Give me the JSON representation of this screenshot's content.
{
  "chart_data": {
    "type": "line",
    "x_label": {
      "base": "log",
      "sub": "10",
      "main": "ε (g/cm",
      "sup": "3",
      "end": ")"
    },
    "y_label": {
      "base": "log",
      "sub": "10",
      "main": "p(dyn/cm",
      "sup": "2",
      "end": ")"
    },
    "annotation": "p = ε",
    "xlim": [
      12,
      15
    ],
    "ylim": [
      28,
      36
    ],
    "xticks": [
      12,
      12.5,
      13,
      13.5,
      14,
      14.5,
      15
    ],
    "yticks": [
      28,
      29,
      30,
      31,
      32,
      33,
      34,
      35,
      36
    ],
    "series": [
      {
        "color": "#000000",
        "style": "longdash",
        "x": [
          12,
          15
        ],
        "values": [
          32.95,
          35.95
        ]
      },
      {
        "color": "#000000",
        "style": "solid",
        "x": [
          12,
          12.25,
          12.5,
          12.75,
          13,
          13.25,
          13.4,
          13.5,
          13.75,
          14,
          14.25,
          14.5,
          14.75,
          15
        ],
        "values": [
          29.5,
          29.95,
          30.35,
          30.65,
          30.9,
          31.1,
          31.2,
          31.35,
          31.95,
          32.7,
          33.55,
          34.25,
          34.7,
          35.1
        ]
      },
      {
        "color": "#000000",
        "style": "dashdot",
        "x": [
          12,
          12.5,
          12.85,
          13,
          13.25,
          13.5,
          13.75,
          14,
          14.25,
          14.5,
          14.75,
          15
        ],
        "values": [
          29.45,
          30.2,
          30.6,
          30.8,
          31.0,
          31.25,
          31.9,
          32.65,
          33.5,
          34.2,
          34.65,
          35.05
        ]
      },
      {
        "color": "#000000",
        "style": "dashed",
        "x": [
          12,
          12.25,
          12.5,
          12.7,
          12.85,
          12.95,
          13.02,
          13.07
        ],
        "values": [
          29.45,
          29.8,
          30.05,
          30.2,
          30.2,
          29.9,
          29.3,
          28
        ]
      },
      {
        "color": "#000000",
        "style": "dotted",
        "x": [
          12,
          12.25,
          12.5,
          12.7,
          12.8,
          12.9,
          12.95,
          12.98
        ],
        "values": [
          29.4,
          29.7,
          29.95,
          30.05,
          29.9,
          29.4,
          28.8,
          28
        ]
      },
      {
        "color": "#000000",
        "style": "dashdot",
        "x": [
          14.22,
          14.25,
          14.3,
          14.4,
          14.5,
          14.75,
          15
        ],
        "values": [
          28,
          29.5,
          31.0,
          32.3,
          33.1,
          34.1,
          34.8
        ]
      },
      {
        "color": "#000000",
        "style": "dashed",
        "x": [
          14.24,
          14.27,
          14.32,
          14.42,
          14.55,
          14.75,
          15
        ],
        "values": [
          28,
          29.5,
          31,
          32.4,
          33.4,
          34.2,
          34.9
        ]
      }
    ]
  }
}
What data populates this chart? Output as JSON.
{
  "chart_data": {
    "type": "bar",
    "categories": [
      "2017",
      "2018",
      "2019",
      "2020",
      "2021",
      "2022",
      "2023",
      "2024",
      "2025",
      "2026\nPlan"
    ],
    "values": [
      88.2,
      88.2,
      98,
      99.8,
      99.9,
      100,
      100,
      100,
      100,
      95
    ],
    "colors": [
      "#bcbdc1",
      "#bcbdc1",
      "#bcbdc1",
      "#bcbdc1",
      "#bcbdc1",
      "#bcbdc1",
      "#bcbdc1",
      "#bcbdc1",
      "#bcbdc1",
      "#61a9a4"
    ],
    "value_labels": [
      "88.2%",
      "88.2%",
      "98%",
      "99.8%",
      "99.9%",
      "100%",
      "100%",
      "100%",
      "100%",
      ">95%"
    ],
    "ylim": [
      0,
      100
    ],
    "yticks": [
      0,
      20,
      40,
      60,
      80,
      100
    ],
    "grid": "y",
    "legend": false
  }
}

══════════

§ **WHAT IS NEEDED**: Write out the data exactly as it stands.

§ **SOLUTION TO THE PROBLEM**:
Give me the JSON representation of this screenshot's content.
{
  "chart_data": {
    "type": "line",
    "x_label": {
      "base": "log",
      "sub": "10",
      "main": "ε (g/cm",
      "sup": "3",
      "end": ")"
    },
    "y_label": {
      "base": "log",
      "sub": "10",
      "main": "p(dyn/cm",
      "sup": "2",
      "end": ")"
    },
    "annotation": "p = ε",
    "xlim": [
      12,
      15
    ],
    "ylim": [
      28,
      36
    ],
    "xticks": [
      12,
      12.5,
      13,
      13.5,
      14,
      14.5,
      15
    ],
    "yticks": [
      28,
      29,
      30,
      31,
      32,
      33,
      34,
      35,
      36
    ],
    "series": [
      {
        "color": "#000000",
        "style": "longdash",
        "x": [
          12,
          15
        ],
        "values": [
          32.95,
          35.95
        ]
      },
      {
        "color": "#000000",
        "style": "solid",
        "x": [
          12,
          12.25,
          12.5,
          12.75,
          13,
          13.25,
          13.4,
          13.5,
          13.75,
          14,
          14.25,
          14.5,
          14.75,
          15
        ],
        "values": [
          29.5,
          29.95,
          30.35,
          30.65,
          30.9,
          31.1,
          31.2,
          31.35,
          31.95,
          32.7,
          33.55,
          34.25,
          34.7,
          35.1
        ]
      },
      {
        "color": "#000000",
        "style": "dashdot",
        "x": [
          12,
          12.5,
          12.85,
          13,
          13.25,
          13.5,
          13.75,
          14,
          14.25,
          14.5,
          14.75,
          15
        ],
        "values": [
          29.45,
          30.2,
          30.6,
          30.8,
          31.0,
          31.25,
          31.9,
          32.65,
          33.5,
          34.2,
          34.65,
          35.05
        ]
      },
      {
        "color": "#000000",
        "style": "dashed",
        "x": [
          12,
          12.25,
          12.5,
          12.7,
          12.85,
          12.95,
          13.02,
          13.07
        ],
        "values": [
          29.45,
          29.8,
          30.05,
          30.2,
          30.2,
          29.9,
          29.3,
          28
        ]
      },
      {
        "color": "#000000",
        "style": "dotted",
        "x": [
          12,
          12.25,
          12.5,
          12.7,
          12.8,
          12.9,
          12.95,
          12.98
        ],
        "values": [
          29.4,
          29.7,
          29.95,
          30.05,
          29.9,
          29.4,
          28.8,
          28
        ]
      },
      {
        "color": "#000000",
        "style": "dashdot",
        "x": [
          14.22,
          14.25,
          14.3,
          14.4,
          14.5,
          14.75,
          15
        ],
        "values": [
          28,
          29.5,
          31.0,
          32.3,
          33.1,
          34.1,
          34.8
        ]
      },
      {
        "color": "#000000",
        "style": "dashed",
        "x": [
          14.24,
          14.27,
          14.32,
          14.42,
          14.55,
          14.75,
          15
        ],
        "values": [
          28,
          29.5,
          31,
          32.4,
          33.4,
          34.2,
          34.9
        ]
      }
    ]
  }
}
What data populates this chart? Output as JSON.
{
  "chart_data": {
    "type": "bar",
    "categories": [
      "2017",
      "2018",
      "2019",
      "2020",
      "2021",
      "2022",
      "2023",
      "2024",
      "2025",
      "2026\nPlan"
    ],
    "values": [
      88.2,
      88.2,
      98,
      99.8,
      99.9,
      100,
      100,
      100,
      100,
      95
    ],
    "colors": [
      "#bcbdc1",
      "#bcbdc1",
      "#bcbdc1",
      "#bcbdc1",
      "#bcbdc1",
      "#bcbdc1",
      "#bcbdc1",
      "#bcbdc1",
      "#bcbdc1",
      "#61a9a4"
    ],
    "value_labels": [
      "88.2%",
      "88.2%",
      "98%",
      "99.8%",
      "99.9%",
      "100%",
      "100%",
      "100%",
      "100%",
      ">95%"
    ],
    "ylim": [
      0,
      100
    ],
    "yticks": [
      0,
      20,
      40,
      60,
      80,
      100
    ],
    "grid": "y",
    "legend": false
  }
}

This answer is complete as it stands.